(Structured figure records)
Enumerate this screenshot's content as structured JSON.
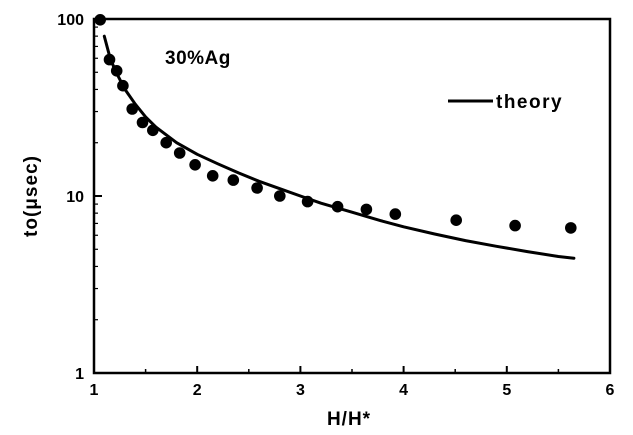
{
  "chart_data": {
    "type": "scatter",
    "title": "",
    "xlabel": "H/H*",
    "ylabel": "to(μsec)",
    "xlim": [
      1,
      6
    ],
    "ylim": [
      1,
      100
    ],
    "yscale": "log",
    "grid": false,
    "x_ticks": [
      "1",
      "2",
      "3",
      "4",
      "5",
      "6"
    ],
    "y_ticks": [
      "1",
      "10",
      "100"
    ],
    "annotation": "30%Ag",
    "legend": {
      "placement": "top-right",
      "entries": [
        "theory"
      ]
    },
    "series": [
      {
        "kind": "points",
        "points": [
          [
            1.06,
            99
          ],
          [
            1.15,
            59
          ],
          [
            1.22,
            51
          ],
          [
            1.28,
            42
          ],
          [
            1.37,
            31
          ],
          [
            1.47,
            26
          ],
          [
            1.57,
            23.5
          ],
          [
            1.7,
            20
          ],
          [
            1.83,
            17.5
          ],
          [
            1.98,
            15
          ],
          [
            2.15,
            13
          ],
          [
            2.35,
            12.3
          ],
          [
            2.58,
            11.1
          ],
          [
            2.8,
            10
          ],
          [
            3.07,
            9.3
          ],
          [
            3.36,
            8.7
          ],
          [
            3.64,
            8.4
          ],
          [
            3.92,
            7.9
          ],
          [
            4.51,
            7.3
          ],
          [
            5.08,
            6.8
          ],
          [
            5.62,
            6.6
          ]
        ]
      },
      {
        "name": "theory",
        "kind": "line",
        "points": [
          [
            1.1,
            80
          ],
          [
            1.15,
            62
          ],
          [
            1.2,
            52
          ],
          [
            1.3,
            40
          ],
          [
            1.4,
            33
          ],
          [
            1.5,
            28
          ],
          [
            1.6,
            24.5
          ],
          [
            1.8,
            20
          ],
          [
            2.0,
            17.2
          ],
          [
            2.2,
            15.2
          ],
          [
            2.4,
            13.5
          ],
          [
            2.6,
            12.1
          ],
          [
            2.8,
            11
          ],
          [
            3.0,
            10
          ],
          [
            3.2,
            9.1
          ],
          [
            3.5,
            8.1
          ],
          [
            3.8,
            7.2
          ],
          [
            4.0,
            6.7
          ],
          [
            4.3,
            6.1
          ],
          [
            4.6,
            5.6
          ],
          [
            4.9,
            5.2
          ],
          [
            5.2,
            4.85
          ],
          [
            5.5,
            4.55
          ],
          [
            5.65,
            4.45
          ]
        ]
      }
    ]
  }
}
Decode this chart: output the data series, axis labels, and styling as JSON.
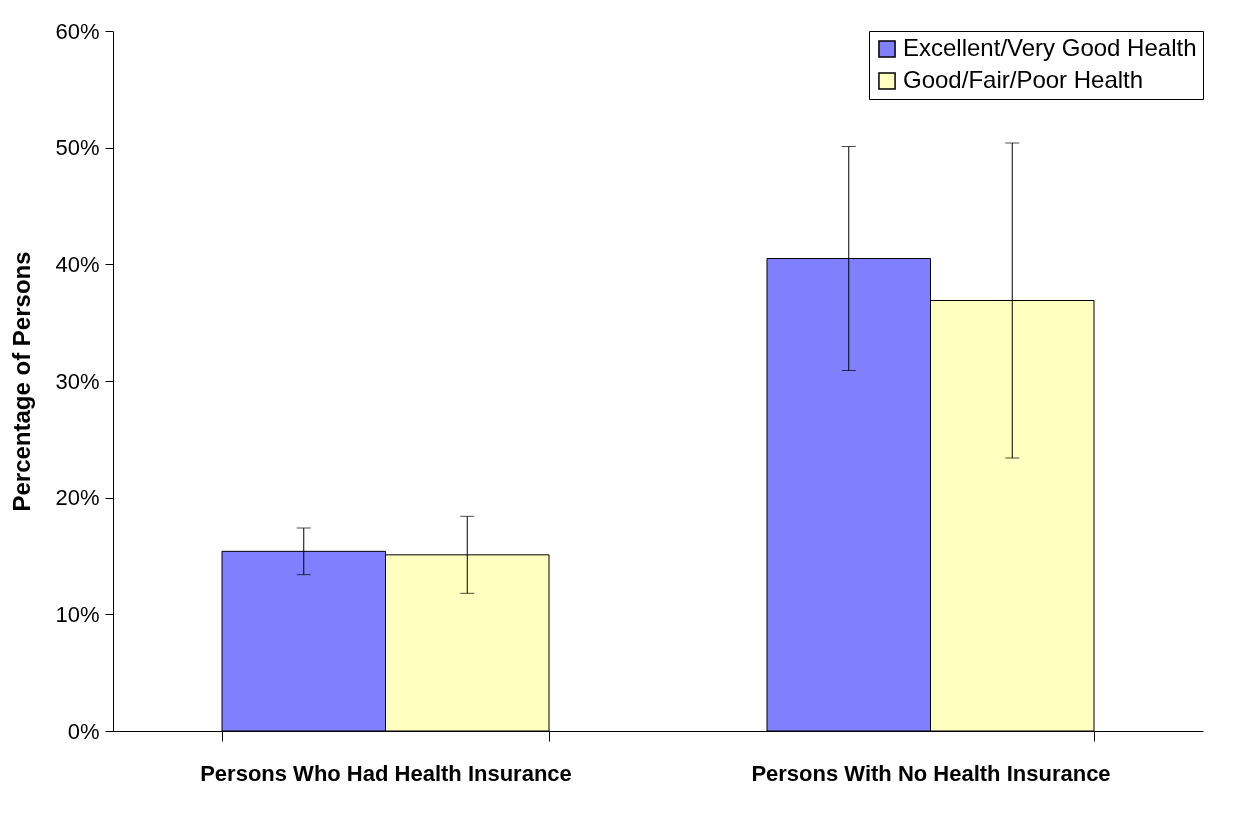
{
  "chart_data": {
    "type": "bar",
    "ylabel": "Percentage of Persons",
    "categories": [
      "Persons Who Had Health Insurance",
      "Persons With No Health Insurance"
    ],
    "series": [
      {
        "name": "Excellent/Very Good Health",
        "color": "#8080ff",
        "values": [
          15.4,
          40.5
        ],
        "errors": [
          [
            13.4,
            17.4
          ],
          [
            30.9,
            50.1
          ]
        ]
      },
      {
        "name": "Good/Fair/Poor Health",
        "color": "#ffffc0",
        "values": [
          15.1,
          36.9
        ],
        "errors": [
          [
            11.8,
            18.4
          ],
          [
            23.4,
            50.4
          ]
        ]
      }
    ],
    "ylim": [
      0,
      60
    ],
    "yticks": [
      {
        "value": 0,
        "label": "0%"
      },
      {
        "value": 10,
        "label": "10%"
      },
      {
        "value": 20,
        "label": "20%"
      },
      {
        "value": 30,
        "label": "30%"
      },
      {
        "value": 40,
        "label": "40%"
      },
      {
        "value": 50,
        "label": "50%"
      },
      {
        "value": 60,
        "label": "60%"
      }
    ],
    "grid": false,
    "legend": "top right"
  }
}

_THE PROBLEM:_ Where a line in the entries holds "Persons", copy that line.

_PROBLEM SOLUTION:_
    "ylabel": "Percentage of Persons",
      "Persons Who Had Health Insurance",
      "Persons With No Health Insurance"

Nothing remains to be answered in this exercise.